> [WHAT THIS TASK INVOLVES] Can you retype every record below exactly as written?

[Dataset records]

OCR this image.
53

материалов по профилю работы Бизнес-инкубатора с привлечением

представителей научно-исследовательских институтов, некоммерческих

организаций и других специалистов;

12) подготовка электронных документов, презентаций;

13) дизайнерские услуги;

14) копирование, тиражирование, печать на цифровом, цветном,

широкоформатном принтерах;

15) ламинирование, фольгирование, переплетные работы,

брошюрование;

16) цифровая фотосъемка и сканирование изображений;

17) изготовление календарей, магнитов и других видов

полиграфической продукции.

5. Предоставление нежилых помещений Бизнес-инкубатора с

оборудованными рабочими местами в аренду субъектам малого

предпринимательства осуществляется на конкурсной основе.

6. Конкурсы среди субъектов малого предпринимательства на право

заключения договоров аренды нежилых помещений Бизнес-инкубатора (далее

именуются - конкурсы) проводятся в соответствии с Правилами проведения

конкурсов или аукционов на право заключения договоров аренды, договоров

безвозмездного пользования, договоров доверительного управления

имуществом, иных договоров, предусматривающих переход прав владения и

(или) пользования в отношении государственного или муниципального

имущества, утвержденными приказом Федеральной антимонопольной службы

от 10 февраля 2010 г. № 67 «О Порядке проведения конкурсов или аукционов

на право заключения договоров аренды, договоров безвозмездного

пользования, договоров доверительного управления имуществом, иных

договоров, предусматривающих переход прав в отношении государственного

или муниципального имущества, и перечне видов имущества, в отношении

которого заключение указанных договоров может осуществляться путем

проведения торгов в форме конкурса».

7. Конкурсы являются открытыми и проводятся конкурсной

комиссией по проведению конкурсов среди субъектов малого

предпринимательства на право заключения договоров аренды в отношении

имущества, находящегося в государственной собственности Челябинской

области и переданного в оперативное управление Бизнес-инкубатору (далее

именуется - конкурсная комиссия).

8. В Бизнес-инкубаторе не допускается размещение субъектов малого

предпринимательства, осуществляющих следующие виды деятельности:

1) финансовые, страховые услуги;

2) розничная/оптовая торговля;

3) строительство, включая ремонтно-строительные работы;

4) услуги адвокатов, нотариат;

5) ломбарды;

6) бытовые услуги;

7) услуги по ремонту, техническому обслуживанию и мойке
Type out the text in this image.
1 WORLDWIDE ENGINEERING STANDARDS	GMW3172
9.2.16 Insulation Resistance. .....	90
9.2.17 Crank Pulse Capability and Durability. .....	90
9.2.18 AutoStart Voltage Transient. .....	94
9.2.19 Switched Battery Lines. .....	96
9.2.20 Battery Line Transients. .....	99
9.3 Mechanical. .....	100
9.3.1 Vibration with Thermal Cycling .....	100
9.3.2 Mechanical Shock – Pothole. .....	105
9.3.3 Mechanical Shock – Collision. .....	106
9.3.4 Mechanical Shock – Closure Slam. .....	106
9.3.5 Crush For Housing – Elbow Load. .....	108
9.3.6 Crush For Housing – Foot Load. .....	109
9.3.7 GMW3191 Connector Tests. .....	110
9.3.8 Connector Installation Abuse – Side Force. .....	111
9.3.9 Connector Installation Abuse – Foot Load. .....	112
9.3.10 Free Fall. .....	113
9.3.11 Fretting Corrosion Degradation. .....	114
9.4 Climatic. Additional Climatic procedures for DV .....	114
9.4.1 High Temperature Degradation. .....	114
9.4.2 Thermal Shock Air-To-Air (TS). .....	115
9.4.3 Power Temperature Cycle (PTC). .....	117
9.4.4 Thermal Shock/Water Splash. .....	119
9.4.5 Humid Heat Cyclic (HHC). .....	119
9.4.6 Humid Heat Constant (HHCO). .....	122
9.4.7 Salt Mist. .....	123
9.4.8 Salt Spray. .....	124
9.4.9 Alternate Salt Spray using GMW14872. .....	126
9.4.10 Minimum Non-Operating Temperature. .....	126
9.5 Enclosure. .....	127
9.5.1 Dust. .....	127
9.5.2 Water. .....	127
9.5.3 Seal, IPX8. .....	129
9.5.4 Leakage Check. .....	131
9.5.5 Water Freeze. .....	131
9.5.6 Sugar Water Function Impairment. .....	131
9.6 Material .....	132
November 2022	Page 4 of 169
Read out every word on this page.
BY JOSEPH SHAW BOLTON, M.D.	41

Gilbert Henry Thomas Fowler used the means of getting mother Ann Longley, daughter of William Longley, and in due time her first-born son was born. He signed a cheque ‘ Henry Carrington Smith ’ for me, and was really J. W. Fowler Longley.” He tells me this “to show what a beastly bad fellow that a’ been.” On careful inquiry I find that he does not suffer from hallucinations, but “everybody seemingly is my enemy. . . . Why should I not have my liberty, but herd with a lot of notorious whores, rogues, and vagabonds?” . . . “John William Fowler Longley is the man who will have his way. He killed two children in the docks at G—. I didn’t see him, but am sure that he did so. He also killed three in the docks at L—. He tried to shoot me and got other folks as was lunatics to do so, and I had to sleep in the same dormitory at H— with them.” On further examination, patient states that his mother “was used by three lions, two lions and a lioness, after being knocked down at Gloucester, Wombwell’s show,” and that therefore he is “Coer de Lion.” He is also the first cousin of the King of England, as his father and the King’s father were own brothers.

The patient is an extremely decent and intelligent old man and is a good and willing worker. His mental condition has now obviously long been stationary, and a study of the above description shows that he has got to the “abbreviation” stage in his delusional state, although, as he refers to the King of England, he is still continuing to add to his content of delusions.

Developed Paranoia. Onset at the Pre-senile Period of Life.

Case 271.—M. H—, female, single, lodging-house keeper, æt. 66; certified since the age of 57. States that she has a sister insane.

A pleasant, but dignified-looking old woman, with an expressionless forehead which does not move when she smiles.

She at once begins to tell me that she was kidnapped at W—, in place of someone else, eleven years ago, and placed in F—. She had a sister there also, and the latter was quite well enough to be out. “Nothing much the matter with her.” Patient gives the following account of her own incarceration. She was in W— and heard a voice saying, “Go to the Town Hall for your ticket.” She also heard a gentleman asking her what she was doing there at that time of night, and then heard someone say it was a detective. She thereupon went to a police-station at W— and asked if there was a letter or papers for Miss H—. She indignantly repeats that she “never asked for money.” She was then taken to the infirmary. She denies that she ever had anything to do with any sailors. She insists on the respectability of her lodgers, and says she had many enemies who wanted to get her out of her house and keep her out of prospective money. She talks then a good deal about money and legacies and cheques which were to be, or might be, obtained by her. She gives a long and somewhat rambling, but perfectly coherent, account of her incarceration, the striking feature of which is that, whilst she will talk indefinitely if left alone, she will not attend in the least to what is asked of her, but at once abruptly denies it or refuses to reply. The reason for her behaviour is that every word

> [ANSWER TO THIS PROBLEM]
OCR this image.
53

материалов по профилю работы Бизнес-инкубатора с привлечением

представителей научно-исследовательских институтов, некоммерческих

организаций и других специалистов;

12) подготовка электронных документов, презентаций;

13) дизайнерские услуги;

14) копирование, тиражирование, печать на цифровом, цветном,

широкоформатном принтерах;

15) ламинирование, фольгирование, переплетные работы,

брошюрование;

16) цифровая фотосъемка и сканирование изображений;

17) изготовление календарей, магнитов и других видов

полиграфической продукции.

5. Предоставление нежилых помещений Бизнес-инкубатора с

оборудованными рабочими местами в аренду субъектам малого

предпринимательства осуществляется на конкурсной основе.

6. Конкурсы среди субъектов малого предпринимательства на право

заключения договоров аренды нежилых помещений Бизнес-инкубатора (далее

именуются - конкурсы) проводятся в соответствии с Правилами проведения

конкурсов или аукционов на право заключения договоров аренды, договоров

безвозмездного пользования, договоров доверительного управления

имуществом, иных договоров, предусматривающих переход прав владения и

(или) пользования в отношении государственного или муниципального

имущества, утвержденными приказом Федеральной антимонопольной службы

от 10 февраля 2010 г. № 67 «О Порядке проведения конкурсов или аукционов

на право заключения договоров аренды, договоров безвозмездного

пользования, договоров доверительного управления имуществом, иных

договоров, предусматривающих переход прав в отношении государственного

или муниципального имущества, и перечне видов имущества, в отношении

которого заключение указанных договоров может осуществляться путем

проведения торгов в форме конкурса».

7. Конкурсы являются открытыми и проводятся конкурсной

комиссией по проведению конкурсов среди субъектов малого

предпринимательства на право заключения договоров аренды в отношении

имущества, находящегося в государственной собственности Челябинской

области и переданного в оперативное управление Бизнес-инкубатору (далее

именуется - конкурсная комиссия).

8. В Бизнес-инкубаторе не допускается размещение субъектов малого

предпринимательства, осуществляющих следующие виды деятельности:

1) финансовые, страховые услуги;

2) розничная/оптовая торговля;

3) строительство, включая ремонтно-строительные работы;

4) услуги адвокатов, нотариат;

5) ломбарды;

6) бытовые услуги;

7) услуги по ремонту, техническому обслуживанию и мойке
Type out the text in this image.
1 WORLDWIDE ENGINEERING STANDARDS	GMW3172
9.2.16 Insulation Resistance. .....	90
9.2.17 Crank Pulse Capability and Durability. .....	90
9.2.18 AutoStart Voltage Transient. .....	94
9.2.19 Switched Battery Lines. .....	96
9.2.20 Battery Line Transients. .....	99
9.3 Mechanical. .....	100
9.3.1 Vibration with Thermal Cycling .....	100
9.3.2 Mechanical Shock – Pothole. .....	105
9.3.3 Mechanical Shock – Collision. .....	106
9.3.4 Mechanical Shock – Closure Slam. .....	106
9.3.5 Crush For Housing – Elbow Load. .....	108
9.3.6 Crush For Housing – Foot Load. .....	109
9.3.7 GMW3191 Connector Tests. .....	110
9.3.8 Connector Installation Abuse – Side Force. .....	111
9.3.9 Connector Installation Abuse – Foot Load. .....	112
9.3.10 Free Fall. .....	113
9.3.11 Fretting Corrosion Degradation. .....	114
9.4 Climatic. Additional Climatic procedures for DV .....	114
9.4.1 High Temperature Degradation. .....	114
9.4.2 Thermal Shock Air-To-Air (TS). .....	115
9.4.3 Power Temperature Cycle (PTC). .....	117
9.4.4 Thermal Shock/Water Splash. .....	119
9.4.5 Humid Heat Cyclic (HHC). .....	119
9.4.6 Humid Heat Constant (HHCO). .....	122
9.4.7 Salt Mist. .....	123
9.4.8 Salt Spray. .....	124
9.4.9 Alternate Salt Spray using GMW14872. .....	126
9.4.10 Minimum Non-Operating Temperature. .....	126
9.5 Enclosure. .....	127
9.5.1 Dust. .....	127
9.5.2 Water. .....	127
9.5.3 Seal, IPX8. .....	129
9.5.4 Leakage Check. .....	131
9.5.5 Water Freeze. .....	131
9.5.6 Sugar Water Function Impairment. .....	131
9.6 Material .....	132
November 2022	Page 4 of 169
Read out every word on this page.
BY JOSEPH SHAW BOLTON, M.D.	41

Gilbert Henry Thomas Fowler used the means of getting mother Ann Longley, daughter of William Longley, and in due time her first-born son was born. He signed a cheque ‘ Henry Carrington Smith ’ for me, and was really J. W. Fowler Longley.” He tells me this “to show what a beastly bad fellow that a’ been.” On careful inquiry I find that he does not suffer from hallucinations, but “everybody seemingly is my enemy. . . . Why should I not have my liberty, but herd with a lot of notorious whores, rogues, and vagabonds?” . . . “John William Fowler Longley is the man who will have his way. He killed two children in the docks at G—. I didn’t see him, but am sure that he did so. He also killed three in the docks at L—. He tried to shoot me and got other folks as was lunatics to do so, and I had to sleep in the same dormitory at H— with them.” On further examination, patient states that his mother “was used by three lions, two lions and a lioness, after being knocked down at Gloucester, Wombwell’s show,” and that therefore he is “Coer de Lion.” He is also the first cousin of the King of England, as his father and the King’s father were own brothers.

The patient is an extremely decent and intelligent old man and is a good and willing worker. His mental condition has now obviously long been stationary, and a study of the above description shows that he has got to the “abbreviation” stage in his delusional state, although, as he refers to the King of England, he is still continuing to add to his content of delusions.

Developed Paranoia. Onset at the Pre-senile Period of Life.

Case 271.—M. H—, female, single, lodging-house keeper, æt. 66; certified since the age of 57. States that she has a sister insane.

A pleasant, but dignified-looking old woman, with an expressionless forehead which does not move when she smiles.

She at once begins to tell me that she was kidnapped at W—, in place of someone else, eleven years ago, and placed in F—. She had a sister there also, and the latter was quite well enough to be out. “Nothing much the matter with her.” Patient gives the following account of her own incarceration. She was in W— and heard a voice saying, “Go to the Town Hall for your ticket.” She also heard a gentleman asking her what she was doing there at that time of night, and then heard someone say it was a detective. She thereupon went to a police-station at W— and asked if there was a letter or papers for Miss H—. She indignantly repeats that she “never asked for money.” She was then taken to the infirmary. She denies that she ever had anything to do with any sailors. She insists on the respectability of her lodgers, and says she had many enemies who wanted to get her out of her house and keep her out of prospective money. She talks then a good deal about money and legacies and cheques which were to be, or might be, obtained by her. She gives a long and somewhat rambling, but perfectly coherent, account of her incarceration, the striking feature of which is that, whilst she will talk indefinitely if left alone, she will not attend in the least to what is asked of her, but at once abruptly denies it or refuses to reply. The reason for her behaviour is that every word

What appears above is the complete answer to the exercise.